* BEGIN Data *

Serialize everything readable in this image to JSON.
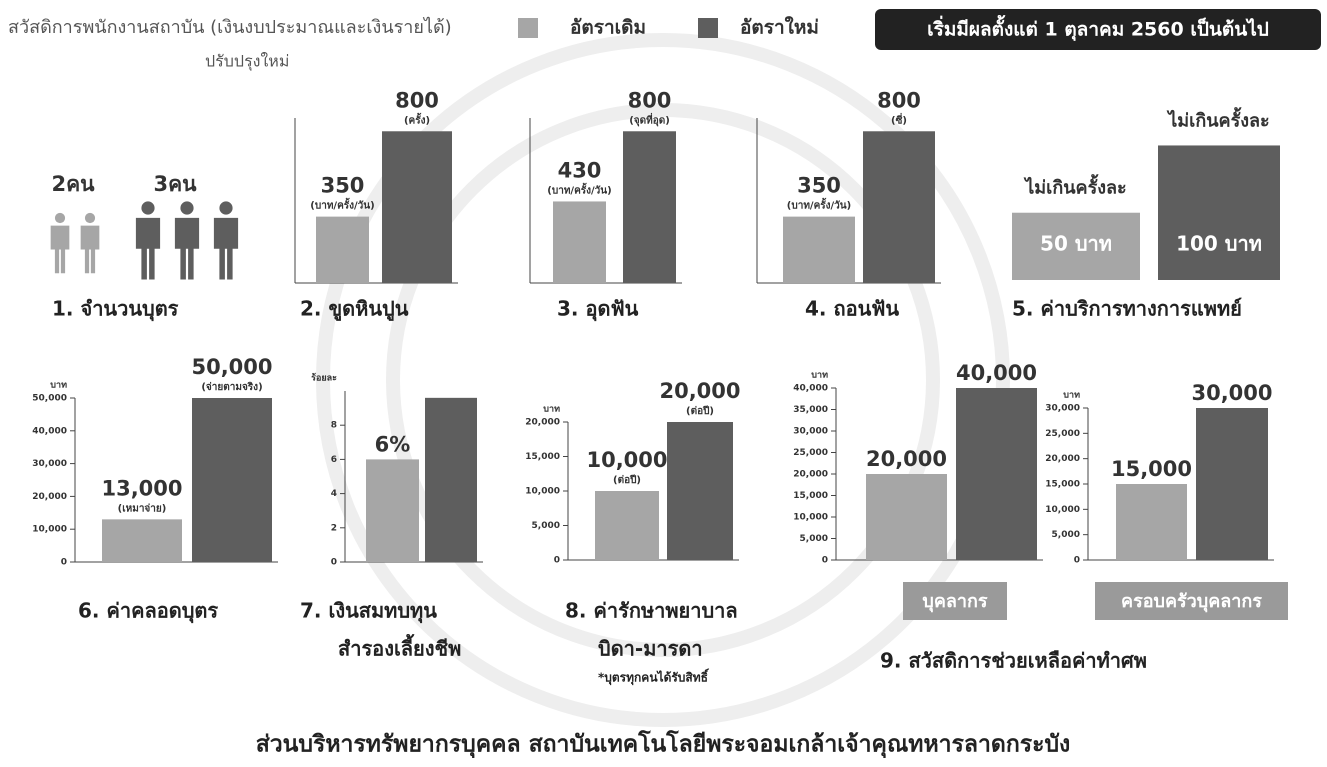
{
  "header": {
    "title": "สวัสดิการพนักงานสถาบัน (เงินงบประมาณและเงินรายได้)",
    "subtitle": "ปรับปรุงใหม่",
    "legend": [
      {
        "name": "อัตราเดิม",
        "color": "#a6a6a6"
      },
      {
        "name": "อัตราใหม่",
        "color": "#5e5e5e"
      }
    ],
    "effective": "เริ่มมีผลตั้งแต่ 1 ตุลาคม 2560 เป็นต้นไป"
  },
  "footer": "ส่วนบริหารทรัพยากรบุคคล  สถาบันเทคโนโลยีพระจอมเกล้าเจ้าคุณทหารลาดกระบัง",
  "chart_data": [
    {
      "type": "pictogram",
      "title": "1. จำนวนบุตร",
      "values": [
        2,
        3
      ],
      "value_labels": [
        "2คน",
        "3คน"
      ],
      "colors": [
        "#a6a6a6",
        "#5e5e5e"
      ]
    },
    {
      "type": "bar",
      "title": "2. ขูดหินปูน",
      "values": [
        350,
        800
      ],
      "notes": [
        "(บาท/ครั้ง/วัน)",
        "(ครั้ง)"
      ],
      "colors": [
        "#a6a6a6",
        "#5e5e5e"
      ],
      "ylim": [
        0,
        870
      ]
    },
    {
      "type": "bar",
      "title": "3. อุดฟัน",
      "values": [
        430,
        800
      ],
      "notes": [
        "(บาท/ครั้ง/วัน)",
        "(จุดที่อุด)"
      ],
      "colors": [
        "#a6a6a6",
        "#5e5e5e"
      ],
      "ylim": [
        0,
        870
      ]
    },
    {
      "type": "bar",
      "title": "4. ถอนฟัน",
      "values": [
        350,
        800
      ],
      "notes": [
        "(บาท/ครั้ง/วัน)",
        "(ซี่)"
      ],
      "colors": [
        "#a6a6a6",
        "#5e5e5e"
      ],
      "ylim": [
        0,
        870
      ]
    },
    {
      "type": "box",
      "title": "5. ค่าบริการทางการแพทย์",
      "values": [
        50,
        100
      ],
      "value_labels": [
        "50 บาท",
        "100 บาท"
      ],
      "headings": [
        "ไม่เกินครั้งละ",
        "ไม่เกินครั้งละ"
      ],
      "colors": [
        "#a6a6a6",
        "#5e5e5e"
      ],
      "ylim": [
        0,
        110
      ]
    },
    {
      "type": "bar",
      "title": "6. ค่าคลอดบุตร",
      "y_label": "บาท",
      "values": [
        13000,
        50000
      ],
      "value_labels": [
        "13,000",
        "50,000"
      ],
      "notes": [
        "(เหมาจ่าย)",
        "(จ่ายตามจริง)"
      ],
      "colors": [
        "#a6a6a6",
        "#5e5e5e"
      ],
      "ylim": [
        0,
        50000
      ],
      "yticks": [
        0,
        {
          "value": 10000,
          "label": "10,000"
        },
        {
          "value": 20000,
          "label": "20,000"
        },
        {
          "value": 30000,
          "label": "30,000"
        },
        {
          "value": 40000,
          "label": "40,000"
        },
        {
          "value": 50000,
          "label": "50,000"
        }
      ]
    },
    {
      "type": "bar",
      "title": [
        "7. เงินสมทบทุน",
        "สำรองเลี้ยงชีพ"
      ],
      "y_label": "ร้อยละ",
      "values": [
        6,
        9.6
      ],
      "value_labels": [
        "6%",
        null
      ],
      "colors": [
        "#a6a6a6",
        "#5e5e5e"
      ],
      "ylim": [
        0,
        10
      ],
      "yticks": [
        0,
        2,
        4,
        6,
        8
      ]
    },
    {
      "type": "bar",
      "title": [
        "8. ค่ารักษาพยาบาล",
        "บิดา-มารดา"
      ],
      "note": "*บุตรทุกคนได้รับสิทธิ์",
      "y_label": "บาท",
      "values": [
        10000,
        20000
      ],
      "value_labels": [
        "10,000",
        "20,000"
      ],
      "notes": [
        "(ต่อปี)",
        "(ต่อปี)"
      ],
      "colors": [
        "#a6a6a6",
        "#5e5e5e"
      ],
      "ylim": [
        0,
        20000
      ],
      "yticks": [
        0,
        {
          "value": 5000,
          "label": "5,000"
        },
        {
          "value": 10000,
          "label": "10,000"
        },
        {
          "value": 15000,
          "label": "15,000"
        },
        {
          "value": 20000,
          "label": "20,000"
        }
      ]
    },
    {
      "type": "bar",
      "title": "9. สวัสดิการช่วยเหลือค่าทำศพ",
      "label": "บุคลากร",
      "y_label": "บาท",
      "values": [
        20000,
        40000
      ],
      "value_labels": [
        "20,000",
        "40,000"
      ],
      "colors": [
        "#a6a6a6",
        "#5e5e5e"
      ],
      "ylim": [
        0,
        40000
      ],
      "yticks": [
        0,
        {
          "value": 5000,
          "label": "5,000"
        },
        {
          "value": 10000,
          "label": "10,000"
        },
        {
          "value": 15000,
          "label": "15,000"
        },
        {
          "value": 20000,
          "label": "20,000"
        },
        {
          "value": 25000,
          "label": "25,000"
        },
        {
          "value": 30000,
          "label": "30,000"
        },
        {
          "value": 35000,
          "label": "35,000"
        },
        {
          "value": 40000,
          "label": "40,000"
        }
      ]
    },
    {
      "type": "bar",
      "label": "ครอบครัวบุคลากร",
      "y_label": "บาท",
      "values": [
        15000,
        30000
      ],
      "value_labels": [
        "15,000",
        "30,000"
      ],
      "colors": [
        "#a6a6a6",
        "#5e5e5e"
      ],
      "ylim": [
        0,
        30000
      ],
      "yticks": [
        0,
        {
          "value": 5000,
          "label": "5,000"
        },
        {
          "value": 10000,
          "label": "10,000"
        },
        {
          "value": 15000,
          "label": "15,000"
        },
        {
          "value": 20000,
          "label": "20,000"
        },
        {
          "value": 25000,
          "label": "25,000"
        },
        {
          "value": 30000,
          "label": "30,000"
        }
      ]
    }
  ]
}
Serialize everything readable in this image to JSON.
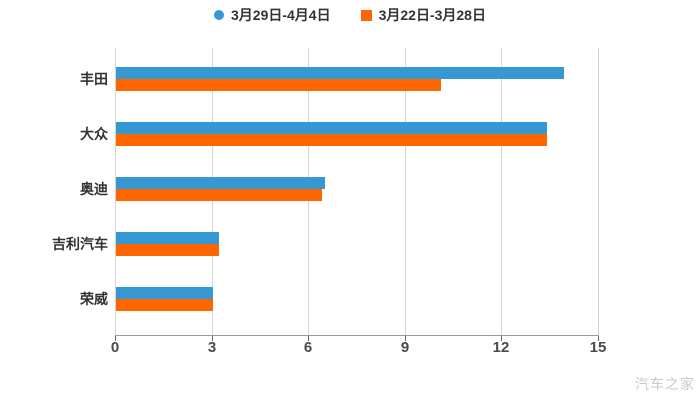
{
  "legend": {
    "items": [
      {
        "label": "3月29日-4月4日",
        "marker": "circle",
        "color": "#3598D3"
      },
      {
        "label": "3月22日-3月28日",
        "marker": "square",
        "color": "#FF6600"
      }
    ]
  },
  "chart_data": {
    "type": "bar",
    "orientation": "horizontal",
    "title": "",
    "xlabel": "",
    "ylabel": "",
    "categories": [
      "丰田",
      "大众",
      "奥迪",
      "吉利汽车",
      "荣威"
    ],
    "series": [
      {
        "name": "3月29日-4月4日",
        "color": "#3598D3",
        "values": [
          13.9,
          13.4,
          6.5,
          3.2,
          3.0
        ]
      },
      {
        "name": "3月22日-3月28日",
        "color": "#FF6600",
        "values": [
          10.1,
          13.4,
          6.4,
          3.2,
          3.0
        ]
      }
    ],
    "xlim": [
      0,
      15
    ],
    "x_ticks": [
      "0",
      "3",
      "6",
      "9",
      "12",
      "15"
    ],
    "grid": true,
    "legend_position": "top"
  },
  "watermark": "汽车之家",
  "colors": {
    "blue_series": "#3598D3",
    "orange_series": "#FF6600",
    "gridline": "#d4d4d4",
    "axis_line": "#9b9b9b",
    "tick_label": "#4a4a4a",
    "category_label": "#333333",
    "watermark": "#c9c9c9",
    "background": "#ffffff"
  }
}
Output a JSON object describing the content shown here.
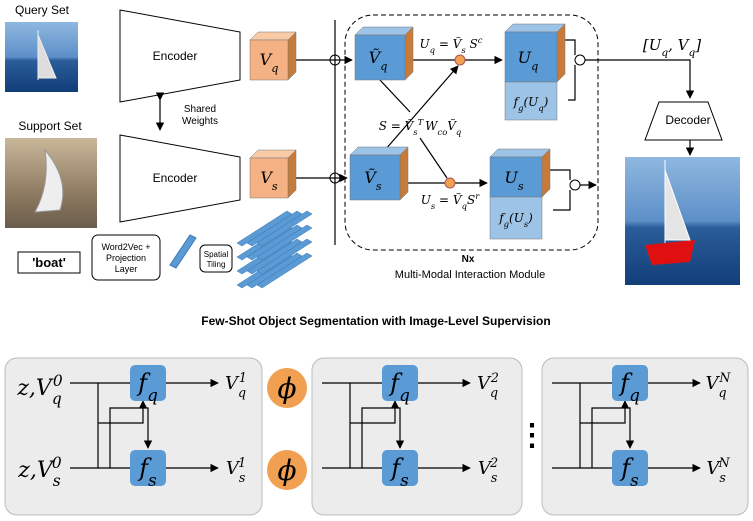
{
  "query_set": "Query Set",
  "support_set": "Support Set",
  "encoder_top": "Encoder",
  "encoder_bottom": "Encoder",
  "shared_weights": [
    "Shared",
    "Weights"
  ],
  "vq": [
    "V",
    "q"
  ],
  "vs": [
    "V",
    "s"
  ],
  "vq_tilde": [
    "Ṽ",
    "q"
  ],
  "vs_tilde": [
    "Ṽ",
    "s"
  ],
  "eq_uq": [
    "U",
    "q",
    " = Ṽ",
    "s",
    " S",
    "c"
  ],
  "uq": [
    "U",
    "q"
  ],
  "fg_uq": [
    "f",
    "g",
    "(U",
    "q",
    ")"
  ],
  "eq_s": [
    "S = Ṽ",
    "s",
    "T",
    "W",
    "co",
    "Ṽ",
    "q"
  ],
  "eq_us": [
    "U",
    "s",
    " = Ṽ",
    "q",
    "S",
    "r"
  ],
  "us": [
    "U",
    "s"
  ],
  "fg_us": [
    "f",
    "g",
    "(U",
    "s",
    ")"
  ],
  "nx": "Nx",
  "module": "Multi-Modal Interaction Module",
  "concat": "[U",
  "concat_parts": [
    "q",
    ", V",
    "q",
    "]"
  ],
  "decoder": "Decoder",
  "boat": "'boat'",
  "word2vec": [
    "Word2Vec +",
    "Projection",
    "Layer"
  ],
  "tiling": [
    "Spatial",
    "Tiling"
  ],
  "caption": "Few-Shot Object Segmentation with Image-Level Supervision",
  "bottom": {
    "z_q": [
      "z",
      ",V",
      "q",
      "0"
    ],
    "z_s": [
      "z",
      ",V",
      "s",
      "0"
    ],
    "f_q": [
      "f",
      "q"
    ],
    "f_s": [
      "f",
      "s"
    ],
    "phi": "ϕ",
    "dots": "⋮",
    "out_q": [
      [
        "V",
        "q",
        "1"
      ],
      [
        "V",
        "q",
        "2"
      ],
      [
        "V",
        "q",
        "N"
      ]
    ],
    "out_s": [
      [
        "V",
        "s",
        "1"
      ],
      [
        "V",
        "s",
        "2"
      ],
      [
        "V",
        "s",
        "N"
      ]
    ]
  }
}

* END Data *

_Task prompt_
Identify each line containing the string "Encoder" and copy it out.

_Written answer_
  "encoder_top": "Encoder",
  "encoder_bottom": "Encoder",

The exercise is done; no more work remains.